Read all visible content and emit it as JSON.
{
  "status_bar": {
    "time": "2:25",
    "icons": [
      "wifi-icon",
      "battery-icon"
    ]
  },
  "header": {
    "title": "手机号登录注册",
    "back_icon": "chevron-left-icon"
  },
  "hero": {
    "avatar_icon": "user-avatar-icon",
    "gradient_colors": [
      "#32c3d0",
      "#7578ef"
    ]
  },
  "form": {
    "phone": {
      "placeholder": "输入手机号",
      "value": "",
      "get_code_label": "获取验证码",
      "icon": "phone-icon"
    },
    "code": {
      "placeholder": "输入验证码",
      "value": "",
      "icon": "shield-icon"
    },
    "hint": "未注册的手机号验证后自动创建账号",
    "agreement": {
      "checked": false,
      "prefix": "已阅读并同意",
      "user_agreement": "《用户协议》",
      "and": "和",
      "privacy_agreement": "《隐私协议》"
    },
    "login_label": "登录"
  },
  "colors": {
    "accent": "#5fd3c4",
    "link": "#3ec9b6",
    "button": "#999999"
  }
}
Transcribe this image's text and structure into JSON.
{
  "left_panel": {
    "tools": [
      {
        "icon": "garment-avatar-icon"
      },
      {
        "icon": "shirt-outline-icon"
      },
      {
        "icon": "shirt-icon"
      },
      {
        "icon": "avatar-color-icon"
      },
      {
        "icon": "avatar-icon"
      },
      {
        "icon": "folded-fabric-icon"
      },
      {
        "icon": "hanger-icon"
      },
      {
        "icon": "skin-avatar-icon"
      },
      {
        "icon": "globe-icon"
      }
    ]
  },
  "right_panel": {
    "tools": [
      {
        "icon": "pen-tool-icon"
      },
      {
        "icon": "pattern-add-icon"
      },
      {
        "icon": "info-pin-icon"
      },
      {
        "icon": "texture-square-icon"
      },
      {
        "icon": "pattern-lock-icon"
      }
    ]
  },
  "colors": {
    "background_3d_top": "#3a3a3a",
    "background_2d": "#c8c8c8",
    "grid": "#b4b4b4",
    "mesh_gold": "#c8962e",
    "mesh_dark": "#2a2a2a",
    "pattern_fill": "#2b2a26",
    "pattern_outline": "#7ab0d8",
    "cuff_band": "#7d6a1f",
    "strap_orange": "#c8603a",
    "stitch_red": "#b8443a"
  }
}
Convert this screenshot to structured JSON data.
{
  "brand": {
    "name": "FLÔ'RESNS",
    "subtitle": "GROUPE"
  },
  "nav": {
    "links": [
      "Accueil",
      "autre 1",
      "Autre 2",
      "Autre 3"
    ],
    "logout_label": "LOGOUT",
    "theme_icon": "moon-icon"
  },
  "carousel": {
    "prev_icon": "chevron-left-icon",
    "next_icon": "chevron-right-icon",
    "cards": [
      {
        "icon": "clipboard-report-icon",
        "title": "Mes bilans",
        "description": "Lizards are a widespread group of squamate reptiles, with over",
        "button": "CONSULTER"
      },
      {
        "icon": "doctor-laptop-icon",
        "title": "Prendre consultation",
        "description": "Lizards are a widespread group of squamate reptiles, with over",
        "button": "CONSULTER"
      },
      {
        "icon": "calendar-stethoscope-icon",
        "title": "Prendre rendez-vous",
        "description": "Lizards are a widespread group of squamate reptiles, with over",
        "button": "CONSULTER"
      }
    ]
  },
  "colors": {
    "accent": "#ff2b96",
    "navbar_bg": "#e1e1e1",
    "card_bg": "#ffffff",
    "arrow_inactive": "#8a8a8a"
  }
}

Work to be completed:
Copy out all lines that carry the word "placeholder".

Complete output:
      "placeholder": "输入手机号",
      "placeholder": "输入验证码",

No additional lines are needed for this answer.